◆ Task data ◆
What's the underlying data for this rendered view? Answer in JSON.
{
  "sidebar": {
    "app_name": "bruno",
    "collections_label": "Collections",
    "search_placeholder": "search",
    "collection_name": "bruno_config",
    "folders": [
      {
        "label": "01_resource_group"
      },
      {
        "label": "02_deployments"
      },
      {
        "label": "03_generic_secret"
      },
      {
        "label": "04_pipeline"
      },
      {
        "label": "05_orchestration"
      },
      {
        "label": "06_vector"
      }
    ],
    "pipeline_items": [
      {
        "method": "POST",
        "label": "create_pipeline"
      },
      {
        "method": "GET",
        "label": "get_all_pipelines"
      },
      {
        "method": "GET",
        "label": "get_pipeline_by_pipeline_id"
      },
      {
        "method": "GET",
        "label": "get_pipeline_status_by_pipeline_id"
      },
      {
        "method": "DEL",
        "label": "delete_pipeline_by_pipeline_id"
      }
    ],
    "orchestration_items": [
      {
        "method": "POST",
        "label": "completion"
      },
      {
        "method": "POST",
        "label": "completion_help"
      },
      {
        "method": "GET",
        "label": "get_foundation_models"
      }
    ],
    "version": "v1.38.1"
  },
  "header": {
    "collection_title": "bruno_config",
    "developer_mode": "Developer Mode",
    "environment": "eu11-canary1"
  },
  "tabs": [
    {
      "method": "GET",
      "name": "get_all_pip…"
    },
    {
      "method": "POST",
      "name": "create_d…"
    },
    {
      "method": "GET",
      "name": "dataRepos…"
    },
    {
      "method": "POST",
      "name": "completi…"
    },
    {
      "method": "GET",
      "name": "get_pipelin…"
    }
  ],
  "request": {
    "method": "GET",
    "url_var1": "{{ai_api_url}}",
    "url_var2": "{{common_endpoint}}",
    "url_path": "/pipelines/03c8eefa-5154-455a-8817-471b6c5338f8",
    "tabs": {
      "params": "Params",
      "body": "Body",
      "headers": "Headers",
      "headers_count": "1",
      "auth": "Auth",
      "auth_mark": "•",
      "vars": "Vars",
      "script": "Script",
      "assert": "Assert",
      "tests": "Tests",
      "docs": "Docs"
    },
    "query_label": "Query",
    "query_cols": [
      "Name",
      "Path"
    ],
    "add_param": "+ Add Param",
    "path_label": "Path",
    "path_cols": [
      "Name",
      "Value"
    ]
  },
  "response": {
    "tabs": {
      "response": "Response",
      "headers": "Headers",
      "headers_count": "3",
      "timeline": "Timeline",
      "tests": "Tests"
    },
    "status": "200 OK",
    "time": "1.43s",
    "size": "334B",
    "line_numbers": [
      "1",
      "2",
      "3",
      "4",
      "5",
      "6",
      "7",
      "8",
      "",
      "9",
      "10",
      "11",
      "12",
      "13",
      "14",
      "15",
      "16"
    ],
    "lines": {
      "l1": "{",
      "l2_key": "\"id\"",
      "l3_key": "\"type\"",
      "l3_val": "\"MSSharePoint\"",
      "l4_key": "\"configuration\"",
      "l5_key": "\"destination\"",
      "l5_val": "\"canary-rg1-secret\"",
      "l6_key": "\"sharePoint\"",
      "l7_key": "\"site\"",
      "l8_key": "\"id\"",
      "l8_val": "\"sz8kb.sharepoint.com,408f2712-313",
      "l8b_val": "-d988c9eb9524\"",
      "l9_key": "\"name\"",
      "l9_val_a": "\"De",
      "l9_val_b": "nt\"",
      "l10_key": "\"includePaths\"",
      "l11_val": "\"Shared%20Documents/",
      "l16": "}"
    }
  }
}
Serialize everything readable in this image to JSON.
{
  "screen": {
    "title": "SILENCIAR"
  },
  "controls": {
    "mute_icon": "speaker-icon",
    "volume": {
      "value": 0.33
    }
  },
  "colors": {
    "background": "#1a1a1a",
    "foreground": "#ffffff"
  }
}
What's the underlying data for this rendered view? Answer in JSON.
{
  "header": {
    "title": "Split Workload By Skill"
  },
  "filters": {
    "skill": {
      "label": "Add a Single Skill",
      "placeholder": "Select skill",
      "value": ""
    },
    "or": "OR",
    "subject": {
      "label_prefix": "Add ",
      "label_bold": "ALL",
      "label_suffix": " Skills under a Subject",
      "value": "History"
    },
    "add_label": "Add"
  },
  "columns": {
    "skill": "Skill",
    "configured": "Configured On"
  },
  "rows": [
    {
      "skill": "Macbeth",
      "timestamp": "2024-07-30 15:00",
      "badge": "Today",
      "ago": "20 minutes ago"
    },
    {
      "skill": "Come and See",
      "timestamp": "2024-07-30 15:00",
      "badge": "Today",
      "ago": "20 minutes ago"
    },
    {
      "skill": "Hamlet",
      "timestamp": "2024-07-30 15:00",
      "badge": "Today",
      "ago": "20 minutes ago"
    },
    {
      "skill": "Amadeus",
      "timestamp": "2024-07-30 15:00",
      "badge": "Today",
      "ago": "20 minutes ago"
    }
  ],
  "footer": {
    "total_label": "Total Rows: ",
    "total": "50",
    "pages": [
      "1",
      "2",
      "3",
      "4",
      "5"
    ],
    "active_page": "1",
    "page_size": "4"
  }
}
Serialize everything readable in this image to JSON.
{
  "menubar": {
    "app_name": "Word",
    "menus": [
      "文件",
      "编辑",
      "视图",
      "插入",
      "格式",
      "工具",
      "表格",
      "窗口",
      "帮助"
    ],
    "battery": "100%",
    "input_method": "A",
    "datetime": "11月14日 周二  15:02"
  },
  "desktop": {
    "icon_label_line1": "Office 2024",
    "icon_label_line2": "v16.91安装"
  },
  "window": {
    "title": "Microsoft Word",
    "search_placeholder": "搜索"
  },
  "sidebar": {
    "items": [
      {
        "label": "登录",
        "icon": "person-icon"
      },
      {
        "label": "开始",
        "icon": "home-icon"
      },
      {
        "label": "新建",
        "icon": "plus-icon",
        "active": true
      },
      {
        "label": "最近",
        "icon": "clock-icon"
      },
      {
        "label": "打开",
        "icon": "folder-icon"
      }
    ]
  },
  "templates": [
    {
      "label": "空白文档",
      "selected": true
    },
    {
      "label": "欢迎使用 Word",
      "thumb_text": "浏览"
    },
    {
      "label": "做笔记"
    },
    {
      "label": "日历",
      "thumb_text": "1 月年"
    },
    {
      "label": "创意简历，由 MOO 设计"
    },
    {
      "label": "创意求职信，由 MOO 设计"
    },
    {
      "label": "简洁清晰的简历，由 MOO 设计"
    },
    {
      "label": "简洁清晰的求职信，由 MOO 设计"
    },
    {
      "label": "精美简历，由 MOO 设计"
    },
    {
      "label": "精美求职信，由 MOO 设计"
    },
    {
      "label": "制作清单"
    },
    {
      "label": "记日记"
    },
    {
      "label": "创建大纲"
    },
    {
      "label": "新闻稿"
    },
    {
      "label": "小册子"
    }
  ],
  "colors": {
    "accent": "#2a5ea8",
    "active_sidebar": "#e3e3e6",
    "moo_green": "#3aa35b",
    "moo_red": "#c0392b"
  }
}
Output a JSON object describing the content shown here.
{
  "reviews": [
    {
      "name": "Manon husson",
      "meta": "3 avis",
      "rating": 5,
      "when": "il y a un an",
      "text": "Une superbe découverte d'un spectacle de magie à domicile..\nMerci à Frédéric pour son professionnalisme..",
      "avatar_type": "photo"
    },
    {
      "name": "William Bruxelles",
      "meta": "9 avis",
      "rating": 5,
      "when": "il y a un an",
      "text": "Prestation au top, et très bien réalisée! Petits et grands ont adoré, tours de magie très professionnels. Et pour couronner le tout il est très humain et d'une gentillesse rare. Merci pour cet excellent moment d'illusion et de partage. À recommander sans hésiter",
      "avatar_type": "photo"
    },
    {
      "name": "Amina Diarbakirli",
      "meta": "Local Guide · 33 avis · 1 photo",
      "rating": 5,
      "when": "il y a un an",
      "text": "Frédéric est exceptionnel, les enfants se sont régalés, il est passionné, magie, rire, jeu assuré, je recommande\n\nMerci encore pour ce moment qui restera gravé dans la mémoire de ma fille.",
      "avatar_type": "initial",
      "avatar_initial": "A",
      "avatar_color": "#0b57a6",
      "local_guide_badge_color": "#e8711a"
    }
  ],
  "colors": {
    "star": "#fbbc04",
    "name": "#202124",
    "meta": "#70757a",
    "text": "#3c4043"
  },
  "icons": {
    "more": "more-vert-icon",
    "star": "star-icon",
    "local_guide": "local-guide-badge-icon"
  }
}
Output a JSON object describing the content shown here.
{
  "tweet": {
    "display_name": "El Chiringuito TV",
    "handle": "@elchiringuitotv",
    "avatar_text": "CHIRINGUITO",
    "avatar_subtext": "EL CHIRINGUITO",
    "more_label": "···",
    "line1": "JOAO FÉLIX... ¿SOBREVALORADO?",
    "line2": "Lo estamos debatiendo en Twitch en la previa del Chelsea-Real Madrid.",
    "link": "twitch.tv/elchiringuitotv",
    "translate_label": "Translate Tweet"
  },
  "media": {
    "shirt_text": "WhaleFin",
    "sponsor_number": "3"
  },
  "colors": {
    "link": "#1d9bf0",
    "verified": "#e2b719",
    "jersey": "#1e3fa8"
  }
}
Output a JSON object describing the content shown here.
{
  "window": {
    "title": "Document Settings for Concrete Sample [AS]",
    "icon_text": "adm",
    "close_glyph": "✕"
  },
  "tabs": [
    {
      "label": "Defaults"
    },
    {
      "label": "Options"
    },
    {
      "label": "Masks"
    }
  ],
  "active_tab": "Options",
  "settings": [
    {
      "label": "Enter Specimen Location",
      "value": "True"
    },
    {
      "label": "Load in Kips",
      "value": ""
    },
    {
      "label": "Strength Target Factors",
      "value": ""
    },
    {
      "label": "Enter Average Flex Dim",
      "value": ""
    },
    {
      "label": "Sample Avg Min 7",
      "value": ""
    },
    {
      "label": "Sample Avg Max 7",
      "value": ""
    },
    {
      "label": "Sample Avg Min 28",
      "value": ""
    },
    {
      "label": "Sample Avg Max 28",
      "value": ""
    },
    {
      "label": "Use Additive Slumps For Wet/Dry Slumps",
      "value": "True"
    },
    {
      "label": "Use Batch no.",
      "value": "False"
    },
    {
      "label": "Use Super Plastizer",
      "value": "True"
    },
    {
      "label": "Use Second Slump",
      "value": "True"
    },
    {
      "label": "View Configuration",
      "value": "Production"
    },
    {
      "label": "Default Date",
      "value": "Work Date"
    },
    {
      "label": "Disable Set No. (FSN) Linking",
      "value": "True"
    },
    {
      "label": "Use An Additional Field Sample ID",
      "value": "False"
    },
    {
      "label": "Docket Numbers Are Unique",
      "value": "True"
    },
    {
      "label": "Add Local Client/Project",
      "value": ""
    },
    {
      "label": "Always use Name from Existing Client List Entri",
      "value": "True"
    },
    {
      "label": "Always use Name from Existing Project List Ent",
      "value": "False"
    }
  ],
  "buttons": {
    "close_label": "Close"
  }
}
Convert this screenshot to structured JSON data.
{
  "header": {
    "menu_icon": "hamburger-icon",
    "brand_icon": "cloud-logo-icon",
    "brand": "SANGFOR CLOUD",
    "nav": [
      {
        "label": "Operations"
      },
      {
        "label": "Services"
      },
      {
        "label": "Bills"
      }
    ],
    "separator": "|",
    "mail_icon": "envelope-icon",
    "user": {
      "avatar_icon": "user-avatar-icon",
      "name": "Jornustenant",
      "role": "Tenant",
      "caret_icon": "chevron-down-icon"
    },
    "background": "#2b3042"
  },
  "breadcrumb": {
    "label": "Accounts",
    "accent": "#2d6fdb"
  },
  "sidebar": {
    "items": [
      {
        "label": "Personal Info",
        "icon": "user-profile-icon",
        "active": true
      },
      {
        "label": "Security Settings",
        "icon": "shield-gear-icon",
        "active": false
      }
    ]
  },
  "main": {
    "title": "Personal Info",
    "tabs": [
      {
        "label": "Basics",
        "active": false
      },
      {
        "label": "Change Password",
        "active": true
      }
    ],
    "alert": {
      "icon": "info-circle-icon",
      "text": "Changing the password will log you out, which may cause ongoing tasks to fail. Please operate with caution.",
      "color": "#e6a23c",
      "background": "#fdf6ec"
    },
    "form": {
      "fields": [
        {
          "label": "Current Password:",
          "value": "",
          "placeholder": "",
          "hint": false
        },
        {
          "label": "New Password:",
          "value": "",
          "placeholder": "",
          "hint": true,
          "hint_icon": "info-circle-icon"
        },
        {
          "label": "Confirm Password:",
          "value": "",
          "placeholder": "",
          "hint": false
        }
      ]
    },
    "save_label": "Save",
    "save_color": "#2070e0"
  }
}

◆ Goal of the exercise ◆
Show each line holding the word "elchiringuitotv".

◆ Exercise answer ◆
    "handle": "@elchiringuitotv",
    "link": "twitch.tv/elchiringuitotv",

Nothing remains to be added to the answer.